◆ Objective
Transcribe every entry word for word. Skip the pictures.

◆ Items
....

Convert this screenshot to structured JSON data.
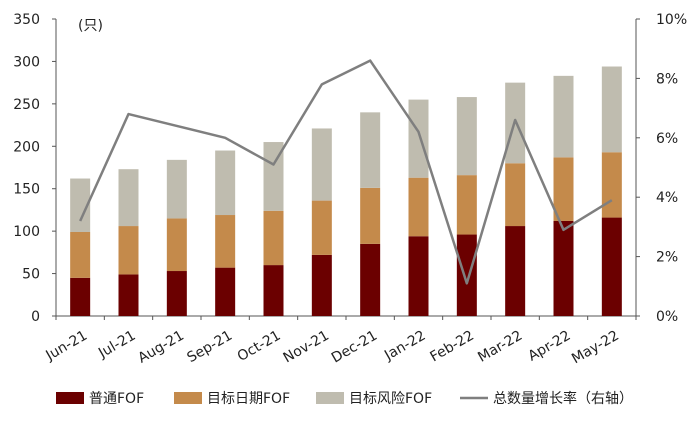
{
  "chart_data": {
    "type": "bar",
    "stacked": true,
    "categories": [
      "Jun-21",
      "Jul-21",
      "Aug-21",
      "Sep-21",
      "Oct-21",
      "Nov-21",
      "Dec-21",
      "Jan-22",
      "Feb-22",
      "Mar-22",
      "Apr-22",
      "May-22"
    ],
    "series": [
      {
        "name": "普通FOF",
        "color": "#6b0000",
        "values": [
          45,
          49,
          53,
          57,
          60,
          72,
          85,
          94,
          96,
          106,
          112,
          116
        ]
      },
      {
        "name": "目标日期FOF",
        "color": "#c48a4b",
        "values": [
          54,
          57,
          62,
          62,
          64,
          64,
          66,
          69,
          70,
          74,
          75,
          77
        ]
      },
      {
        "name": "目标风险FOF",
        "color": "#bfbcaf",
        "values": [
          63,
          67,
          69,
          76,
          81,
          85,
          89,
          92,
          92,
          95,
          96,
          101
        ]
      }
    ],
    "line": {
      "name": "总数量增长率（右轴）",
      "color": "#7f7f7f",
      "axis": "right",
      "unit": "%",
      "values": [
        3.2,
        6.8,
        6.4,
        6.0,
        5.1,
        7.8,
        8.6,
        6.2,
        1.1,
        6.6,
        2.9,
        3.9
      ]
    },
    "left_axis": {
      "unit_label": "(只)",
      "ylim": [
        0,
        350
      ],
      "ticks": [
        "0",
        "50",
        "100",
        "150",
        "200",
        "250",
        "300",
        "350"
      ]
    },
    "right_axis": {
      "ylim": [
        0,
        10
      ],
      "ticks": [
        "0%",
        "2%",
        "4%",
        "6%",
        "8%",
        "10%"
      ]
    },
    "grid": false,
    "legend_position": "bottom"
  }
}
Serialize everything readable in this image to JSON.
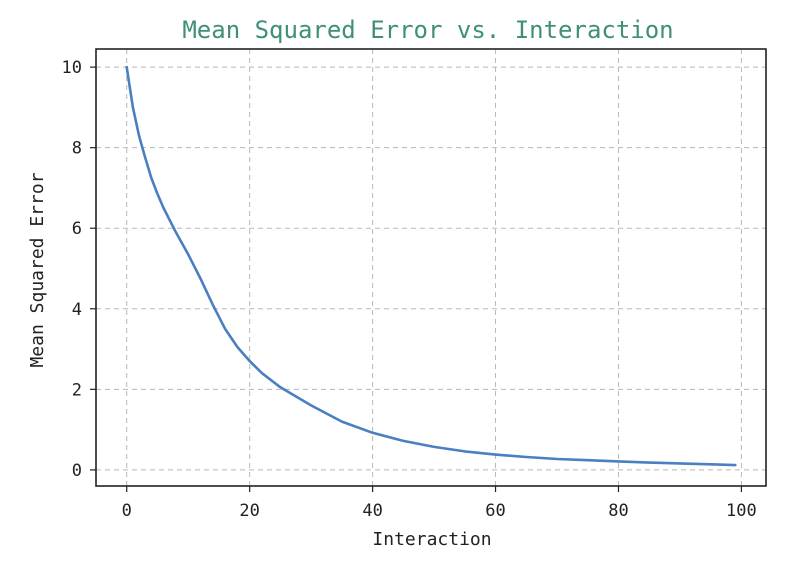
{
  "colors": {
    "title": "#3f8f7a",
    "series": "#4a7fc1",
    "grid": "#b8b8b8",
    "axis": "#222222"
  },
  "chart_data": {
    "type": "line",
    "title": "Mean Squared Error vs. Interaction",
    "xlabel": "Interaction",
    "ylabel": "Mean Squared Error",
    "xlim": [
      -5,
      104
    ],
    "ylim": [
      -0.4,
      10.45
    ],
    "xticks": [
      0,
      20,
      40,
      60,
      80,
      100
    ],
    "yticks": [
      0,
      2,
      4,
      6,
      8,
      10
    ],
    "xtick_labels": [
      "0",
      "20",
      "40",
      "60",
      "80",
      "100"
    ],
    "ytick_labels": [
      "0",
      "2",
      "4",
      "6",
      "8",
      "10"
    ],
    "grid": true,
    "grid_style": "dashed",
    "legend": "none",
    "series": [
      {
        "x": [
          0,
          1,
          2,
          3,
          4,
          5,
          6,
          8,
          10,
          12,
          14,
          16,
          18,
          20,
          22,
          25,
          30,
          35,
          40,
          45,
          50,
          55,
          60,
          65,
          70,
          75,
          80,
          85,
          90,
          95,
          99
        ],
        "y": [
          10.0,
          9.0,
          8.3,
          7.75,
          7.25,
          6.85,
          6.5,
          5.9,
          5.35,
          4.75,
          4.1,
          3.5,
          3.05,
          2.7,
          2.4,
          2.05,
          1.6,
          1.2,
          0.92,
          0.72,
          0.57,
          0.46,
          0.38,
          0.32,
          0.27,
          0.24,
          0.21,
          0.18,
          0.16,
          0.14,
          0.12
        ]
      }
    ]
  }
}
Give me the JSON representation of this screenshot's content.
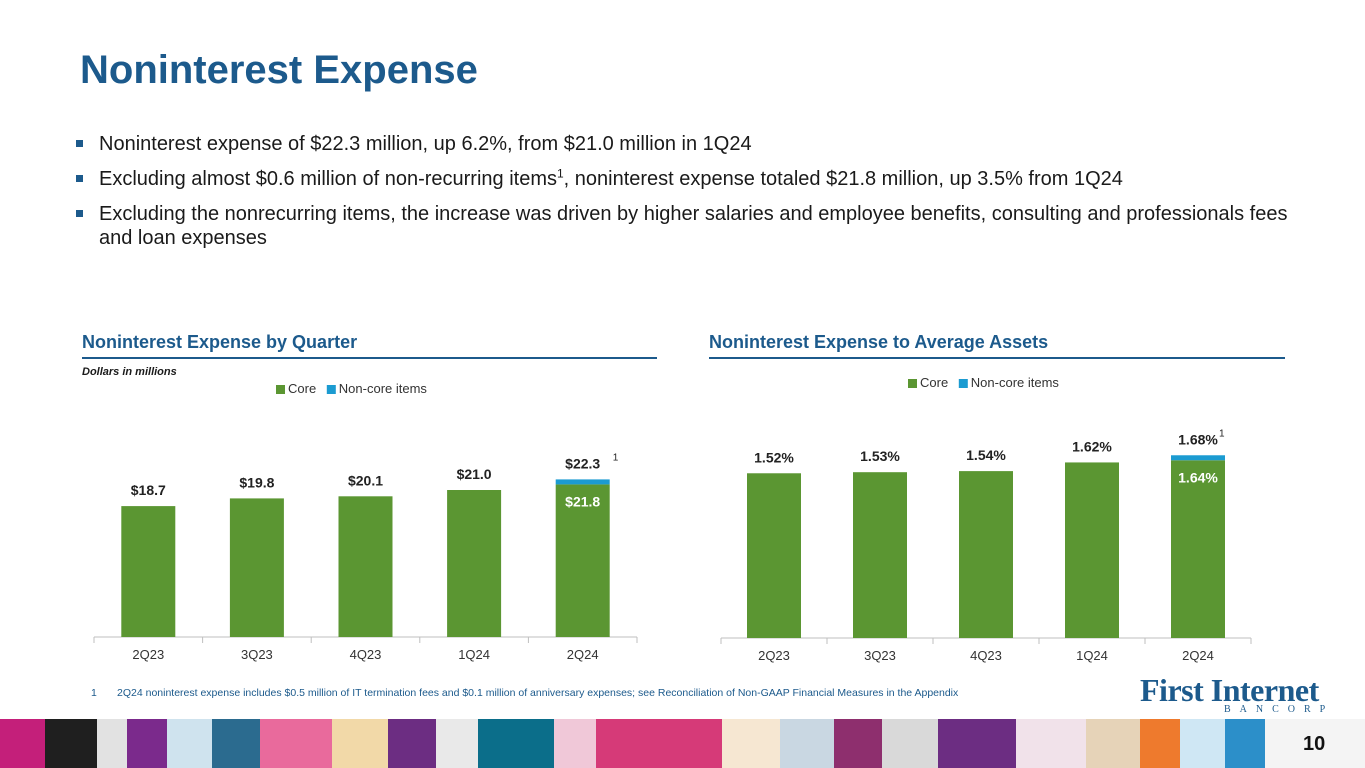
{
  "title": "Noninterest Expense",
  "bullets": [
    {
      "text": "Noninterest expense of $22.3 million, up 6.2%, from $21.0 million in 1Q24",
      "sup": ""
    },
    {
      "text": "Excluding almost $0.6 million of non-recurring items",
      "sup": "1",
      "after": ", noninterest expense totaled $21.8 million, up 3.5% from 1Q24"
    },
    {
      "text": "Excluding the nonrecurring items, the increase was driven by higher salaries and employee benefits, consulting and professionals fees and loan expenses",
      "sup": ""
    }
  ],
  "left_panel": {
    "title": "Noninterest Expense by Quarter",
    "units": "Dollars in millions"
  },
  "right_panel": {
    "title": "Noninterest Expense to Average Assets"
  },
  "footnote": {
    "number": "1",
    "text": "2Q24 noninterest expense includes $0.5 million of IT termination fees and $0.1 million of anniversary expenses; see Reconciliation of Non-GAAP Financial Measures in the Appendix"
  },
  "logo": {
    "name": "First Internet",
    "sub": "BANCORP"
  },
  "page_number": "10",
  "colors": {
    "core": "#5b9632",
    "noncore": "#1b9bd1",
    "brand": "#1c5a8c"
  },
  "chart_data": [
    {
      "type": "bar",
      "stacked": true,
      "categories": [
        "2Q23",
        "3Q23",
        "4Q23",
        "1Q24",
        "2Q24"
      ],
      "series": [
        {
          "name": "Core",
          "values": [
            18.7,
            19.8,
            20.1,
            21.0,
            21.8
          ]
        },
        {
          "name": "Non-core items",
          "values": [
            0,
            0,
            0,
            0,
            0.5
          ]
        }
      ],
      "total_labels": [
        "$18.7",
        "$19.8",
        "$20.1",
        "$21.0",
        "$22.3"
      ],
      "inner_labels": [
        "",
        "",
        "",
        "",
        "$21.8"
      ],
      "footnote_marker_index": 4,
      "footnote_marker": "1",
      "ylim": [
        0,
        30
      ],
      "legend": "top",
      "grid": false
    },
    {
      "type": "bar",
      "stacked": true,
      "categories": [
        "2Q23",
        "3Q23",
        "4Q23",
        "1Q24",
        "2Q24"
      ],
      "series": [
        {
          "name": "Core",
          "values": [
            1.52,
            1.53,
            1.54,
            1.62,
            1.64
          ]
        },
        {
          "name": "Non-core items",
          "values": [
            0,
            0,
            0,
            0,
            0.04
          ]
        }
      ],
      "total_labels": [
        "1.52%",
        "1.53%",
        "1.54%",
        "1.62%",
        "1.68%"
      ],
      "inner_labels": [
        "",
        "",
        "",
        "",
        "1.64%"
      ],
      "footnote_marker_index": 4,
      "footnote_marker": "1",
      "ylim": [
        0,
        2.15
      ],
      "legend": "top",
      "grid": false
    }
  ]
}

....

◆ The solution
Convert this screenshot to structured JSON data.
{
  "chart_data": {
    "type": "bar",
    "stacked": true,
    "categories": [
      "Jun-21",
      "Jul-21",
      "Aug-21",
      "Sep-21",
      "Oct-21",
      "Nov-21",
      "Dec-21",
      "Jan-22",
      "Feb-22",
      "Mar-22",
      "Apr-22",
      "May-22"
    ],
    "series": [
      {
        "name": "普通FOF",
        "color": "#6b0000",
        "values": [
          45,
          49,
          53,
          57,
          60,
          72,
          85,
          94,
          96,
          106,
          112,
          116
        ]
      },
      {
        "name": "目标日期FOF",
        "color": "#c48a4b",
        "values": [
          54,
          57,
          62,
          62,
          64,
          64,
          66,
          69,
          70,
          74,
          75,
          77
        ]
      },
      {
        "name": "目标风险FOF",
        "color": "#bfbcaf",
        "values": [
          63,
          67,
          69,
          76,
          81,
          85,
          89,
          92,
          92,
          95,
          96,
          101
        ]
      }
    ],
    "line": {
      "name": "总数量增长率（右轴）",
      "color": "#7f7f7f",
      "axis": "right",
      "unit": "%",
      "values": [
        3.2,
        6.8,
        6.4,
        6.0,
        5.1,
        7.8,
        8.6,
        6.2,
        1.1,
        6.6,
        2.9,
        3.9
      ]
    },
    "left_axis": {
      "unit_label": "(只)",
      "ylim": [
        0,
        350
      ],
      "ticks": [
        "0",
        "50",
        "100",
        "150",
        "200",
        "250",
        "300",
        "350"
      ]
    },
    "right_axis": {
      "ylim": [
        0,
        10
      ],
      "ticks": [
        "0%",
        "2%",
        "4%",
        "6%",
        "8%",
        "10%"
      ]
    },
    "grid": false,
    "legend_position": "bottom"
  }
}
Serialize everything readable in this image to JSON.
{
  "colors": {
    "title": "#3f8f7a",
    "series": "#4a7fc1",
    "grid": "#b8b8b8",
    "axis": "#222222"
  },
  "chart_data": {
    "type": "line",
    "title": "Mean Squared Error vs. Interaction",
    "xlabel": "Interaction",
    "ylabel": "Mean Squared Error",
    "xlim": [
      -5,
      104
    ],
    "ylim": [
      -0.4,
      10.45
    ],
    "xticks": [
      0,
      20,
      40,
      60,
      80,
      100
    ],
    "yticks": [
      0,
      2,
      4,
      6,
      8,
      10
    ],
    "xtick_labels": [
      "0",
      "20",
      "40",
      "60",
      "80",
      "100"
    ],
    "ytick_labels": [
      "0",
      "2",
      "4",
      "6",
      "8",
      "10"
    ],
    "grid": true,
    "grid_style": "dashed",
    "legend": "none",
    "series": [
      {
        "x": [
          0,
          1,
          2,
          3,
          4,
          5,
          6,
          8,
          10,
          12,
          14,
          16,
          18,
          20,
          22,
          25,
          30,
          35,
          40,
          45,
          50,
          55,
          60,
          65,
          70,
          75,
          80,
          85,
          90,
          95,
          99
        ],
        "y": [
          10.0,
          9.0,
          8.3,
          7.75,
          7.25,
          6.85,
          6.5,
          5.9,
          5.35,
          4.75,
          4.1,
          3.5,
          3.05,
          2.7,
          2.4,
          2.05,
          1.6,
          1.2,
          0.92,
          0.72,
          0.57,
          0.46,
          0.38,
          0.32,
          0.27,
          0.24,
          0.21,
          0.18,
          0.16,
          0.14,
          0.12
        ]
      }
    ]
  }
}
Give me the JSON representation of this screenshot's content.
{
  "title": "Noninterest Expense",
  "bullets": [
    {
      "text": "Noninterest expense of $22.3 million, up 6.2%, from $21.0 million in 1Q24",
      "sup": ""
    },
    {
      "text": "Excluding almost $0.6 million of non-recurring items",
      "sup": "1",
      "after": ", noninterest expense totaled $21.8 million, up 3.5% from 1Q24"
    },
    {
      "text": "Excluding the nonrecurring items, the increase was driven by higher salaries and employee benefits, consulting and professionals fees and loan expenses",
      "sup": ""
    }
  ],
  "left_panel": {
    "title": "Noninterest Expense by Quarter",
    "units": "Dollars in millions"
  },
  "right_panel": {
    "title": "Noninterest Expense to Average Assets"
  },
  "footnote": {
    "number": "1",
    "text": "2Q24 noninterest expense includes $0.5 million of IT termination fees and $0.1 million of anniversary expenses; see Reconciliation of Non-GAAP Financial Measures in the Appendix"
  },
  "logo": {
    "name": "First Internet",
    "sub": "BANCORP"
  },
  "page_number": "10",
  "colors": {
    "core": "#5b9632",
    "noncore": "#1b9bd1",
    "brand": "#1c5a8c"
  },
  "chart_data": [
    {
      "type": "bar",
      "stacked": true,
      "categories": [
        "2Q23",
        "3Q23",
        "4Q23",
        "1Q24",
        "2Q24"
      ],
      "series": [
        {
          "name": "Core",
          "values": [
            18.7,
            19.8,
            20.1,
            21.0,
            21.8
          ]
        },
        {
          "name": "Non-core items",
          "values": [
            0,
            0,
            0,
            0,
            0.5
          ]
        }
      ],
      "total_labels": [
        "$18.7",
        "$19.8",
        "$20.1",
        "$21.0",
        "$22.3"
      ],
      "inner_labels": [
        "",
        "",
        "",
        "",
        "$21.8"
      ],
      "footnote_marker_index": 4,
      "footnote_marker": "1",
      "ylim": [
        0,
        30
      ],
      "legend": "top",
      "grid": false
    },
    {
      "type": "bar",
      "stacked": true,
      "categories": [
        "2Q23",
        "3Q23",
        "4Q23",
        "1Q24",
        "2Q24"
      ],
      "series": [
        {
          "name": "Core",
          "values": [
            1.52,
            1.53,
            1.54,
            1.62,
            1.64
          ]
        },
        {
          "name": "Non-core items",
          "values": [
            0,
            0,
            0,
            0,
            0.04
          ]
        }
      ],
      "total_labels": [
        "1.52%",
        "1.53%",
        "1.54%",
        "1.62%",
        "1.68%"
      ],
      "inner_labels": [
        "",
        "",
        "",
        "",
        "1.64%"
      ],
      "footnote_marker_index": 4,
      "footnote_marker": "1",
      "ylim": [
        0,
        2.15
      ],
      "legend": "top",
      "grid": false
    }
  ]
}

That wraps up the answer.